## YOUR TASK
Write out the material exactly, without any of its pictures.

## INFORMATION SUPPLIED
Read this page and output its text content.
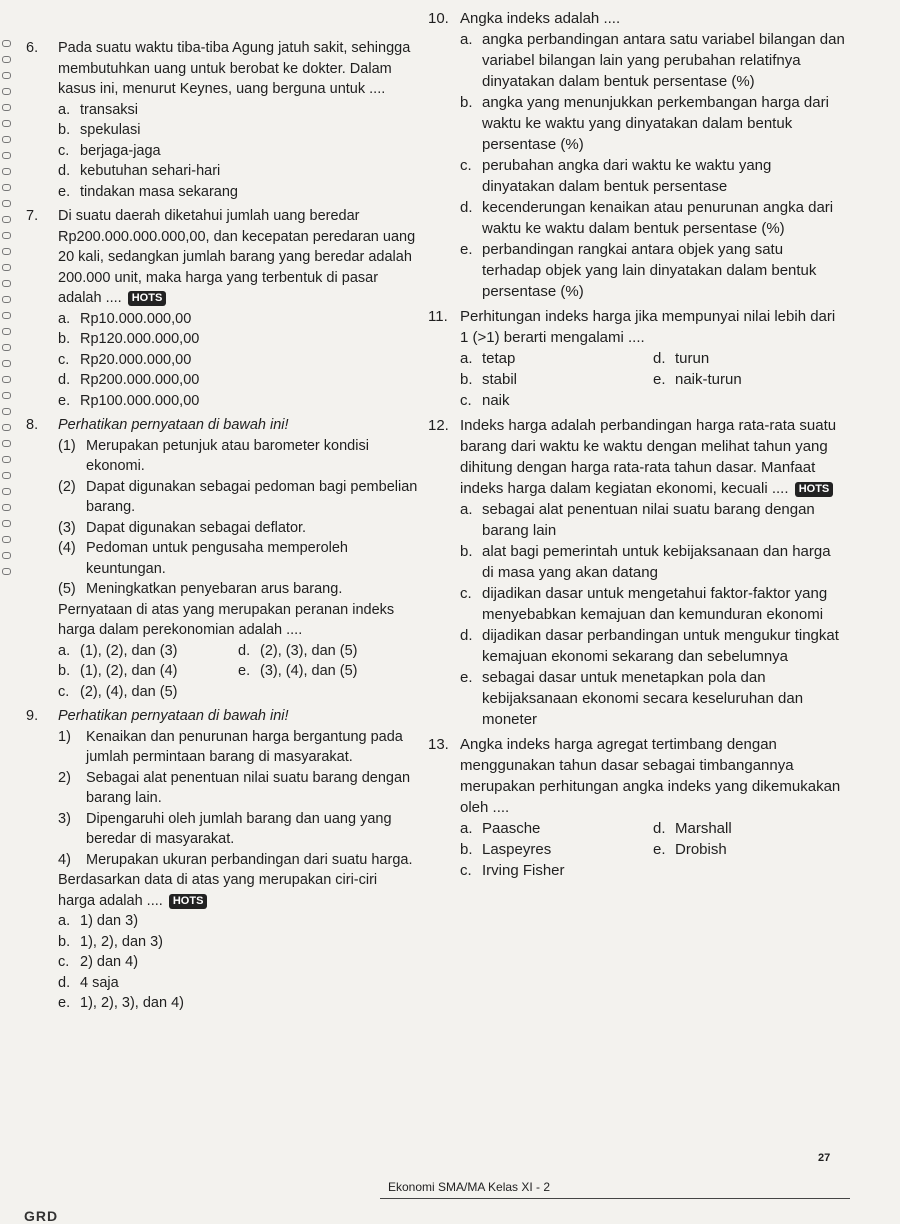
6. Pada suatu waktu tiba-tiba Agung jatuh sakit, sehingga membutuhkan uang untuk berobat ke dokter. Dalam kasus ini, menurut Keynes, uang berguna untuk ....

a. transaksi
b. spekulasi
c. berjaga-jaga
d. kebutuhan sehari-hari
e. tindakan masa sekarang
7. Di suatu daerah diketahui jumlah uang beredar Rp200.000.000.000,00, dan kecepatan peredaran uang 20 kali, sedangkan jumlah barang yang beredar adalah 200.000 unit, maka harga yang terbentuk di pasar adalah .... HOTS

a. Rp10.000.000,00
b. Rp120.000.000,00
c. Rp20.000.000,00
d. Rp200.000.000,00
e. Rp100.000.000,00
8. Perhatikan pernyataan di bawah ini!

(1) Merupakan petunjuk atau barometer kondisi ekonomi.
(2) Dapat digunakan sebagai pedoman bagi pembelian barang.
(3) Dapat digunakan sebagai deflator.
(4) Pedoman untuk pengusaha memperoleh keuntungan.
(5) Meningkatkan penyebaran arus barang.

Pernyataan di atas yang merupakan peranan indeks harga dalam perekonomian adalah ....

a. (1), (2), dan (3)	d. (2), (3), dan (5)
b. (1), (2), dan (4)	e. (3), (4), dan (5)
c. (2), (4), dan (5)
9. Perhatikan pernyataan di bawah ini!

1) Kenaikan dan penurunan harga bergantung pada jumlah permintaan barang di masyarakat.
2) Sebagai alat penentuan nilai suatu barang dengan barang lain.
3) Dipengaruhi oleh jumlah barang dan uang yang beredar di masyarakat.
4) Merupakan ukuran perbandingan dari suatu harga.

Berdasarkan data di atas yang merupakan ciri-ciri harga adalah .... HOTS

a. 1) dan 3)
b. 1), 2), dan 3)
c. 2) dan 4)
d. 4 saja
e. 1), 2), 3), dan 4)
10. Angka indeks adalah ....

a. angka perbandingan antara satu variabel bilangan dan variabel bilangan lain yang perubahan relatifnya dinyatakan dalam bentuk persentase (%)
b. angka yang menunjukkan perkembangan harga dari waktu ke waktu yang dinyatakan dalam bentuk persentase (%)
c. perubahan angka dari waktu ke waktu yang dinyatakan dalam bentuk persentase
d. kecenderungan kenaikan atau penurunan angka dari waktu ke waktu dalam bentuk persentase (%)
e. perbandingan rangkai antara objek yang satu terhadap objek yang lain dinyatakan dalam bentuk persentase (%)
11. Perhitungan indeks harga jika mempunyai nilai lebih dari 1 (>1) berarti mengalami ....

a. tetap	d. turun
b. stabil	e. naik-turun
c. naik
12. Indeks harga adalah perbandingan harga rata-rata suatu barang dari waktu ke waktu dengan melihat tahun yang dihitung dengan harga rata-rata tahun dasar. Manfaat indeks harga dalam kegiatan ekonomi, kecuali .... HOTS

a. sebagai alat penentuan nilai suatu barang dengan barang lain
b. alat bagi pemerintah untuk kebijaksanaan dan harga di masa yang akan datang
c. dijadikan dasar untuk mengetahui faktor-faktor yang menyebabkan kemajuan dan kemunduran ekonomi
d. dijadikan dasar perbandingan untuk mengukur tingkat kemajuan ekonomi sekarang dan sebelumnya
e. sebagai dasar untuk menetapkan pola dan kebijaksanaan ekonomi secara keseluruhan dan moneter
13. Angka indeks harga agregat tertimbang dengan menggunakan tahun dasar sebagai timbangannya merupakan perhitungan angka indeks yang dikemukakan oleh ....

a. Paasche	d. Marshall
b. Laspeyres	e. Drobish
c. Irving Fisher
27
Ekonomi SMA/MA Kelas XI - 2
GRD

## FINISHED TASK
Read this page and output its text content.
6. Pada suatu waktu tiba-tiba Agung jatuh sakit, sehingga membutuhkan uang untuk berobat ke dokter. Dalam kasus ini, menurut Keynes, uang berguna untuk ....

a. transaksi
b. spekulasi
c. berjaga-jaga
d. kebutuhan sehari-hari
e. tindakan masa sekarang
7. Di suatu daerah diketahui jumlah uang beredar Rp200.000.000.000,00, dan kecepatan peredaran uang 20 kali, sedangkan jumlah barang yang beredar adalah 200.000 unit, maka harga yang terbentuk di pasar adalah .... HOTS

a. Rp10.000.000,00
b. Rp120.000.000,00
c. Rp20.000.000,00
d. Rp200.000.000,00
e. Rp100.000.000,00
8. Perhatikan pernyataan di bawah ini!

(1) Merupakan petunjuk atau barometer kondisi ekonomi.
(2) Dapat digunakan sebagai pedoman bagi pembelian barang.
(3) Dapat digunakan sebagai deflator.
(4) Pedoman untuk pengusaha memperoleh keuntungan.
(5) Meningkatkan penyebaran arus barang.

Pernyataan di atas yang merupakan peranan indeks harga dalam perekonomian adalah ....

a. (1), (2), dan (3)	d. (2), (3), dan (5)
b. (1), (2), dan (4)	e. (3), (4), dan (5)
c. (2), (4), dan (5)
9. Perhatikan pernyataan di bawah ini!

1) Kenaikan dan penurunan harga bergantung pada jumlah permintaan barang di masyarakat.
2) Sebagai alat penentuan nilai suatu barang dengan barang lain.
3) Dipengaruhi oleh jumlah barang dan uang yang beredar di masyarakat.
4) Merupakan ukuran perbandingan dari suatu harga.

Berdasarkan data di atas yang merupakan ciri-ciri harga adalah .... HOTS

a. 1) dan 3)
b. 1), 2), dan 3)
c. 2) dan 4)
d. 4 saja
e. 1), 2), 3), dan 4)
10. Angka indeks adalah ....

a. angka perbandingan antara satu variabel bilangan dan variabel bilangan lain yang perubahan relatifnya dinyatakan dalam bentuk persentase (%)
b. angka yang menunjukkan perkembangan harga dari waktu ke waktu yang dinyatakan dalam bentuk persentase (%)
c. perubahan angka dari waktu ke waktu yang dinyatakan dalam bentuk persentase
d. kecenderungan kenaikan atau penurunan angka dari waktu ke waktu dalam bentuk persentase (%)
e. perbandingan rangkai antara objek yang satu terhadap objek yang lain dinyatakan dalam bentuk persentase (%)
11. Perhitungan indeks harga jika mempunyai nilai lebih dari 1 (>1) berarti mengalami ....

a. tetap	d. turun
b. stabil	e. naik-turun
c. naik
12. Indeks harga adalah perbandingan harga rata-rata suatu barang dari waktu ke waktu dengan melihat tahun yang dihitung dengan harga rata-rata tahun dasar. Manfaat indeks harga dalam kegiatan ekonomi, kecuali .... HOTS

a. sebagai alat penentuan nilai suatu barang dengan barang lain
b. alat bagi pemerintah untuk kebijaksanaan dan harga di masa yang akan datang
c. dijadikan dasar untuk mengetahui faktor-faktor yang menyebabkan kemajuan dan kemunduran ekonomi
d. dijadikan dasar perbandingan untuk mengukur tingkat kemajuan ekonomi sekarang dan sebelumnya
e. sebagai dasar untuk menetapkan pola dan kebijaksanaan ekonomi secara keseluruhan dan moneter
13. Angka indeks harga agregat tertimbang dengan menggunakan tahun dasar sebagai timbangannya merupakan perhitungan angka indeks yang dikemukakan oleh ....

a. Paasche	d. Marshall
b. Laspeyres	e. Drobish
c. Irving Fisher
27
Ekonomi SMA/MA Kelas XI - 2
GRD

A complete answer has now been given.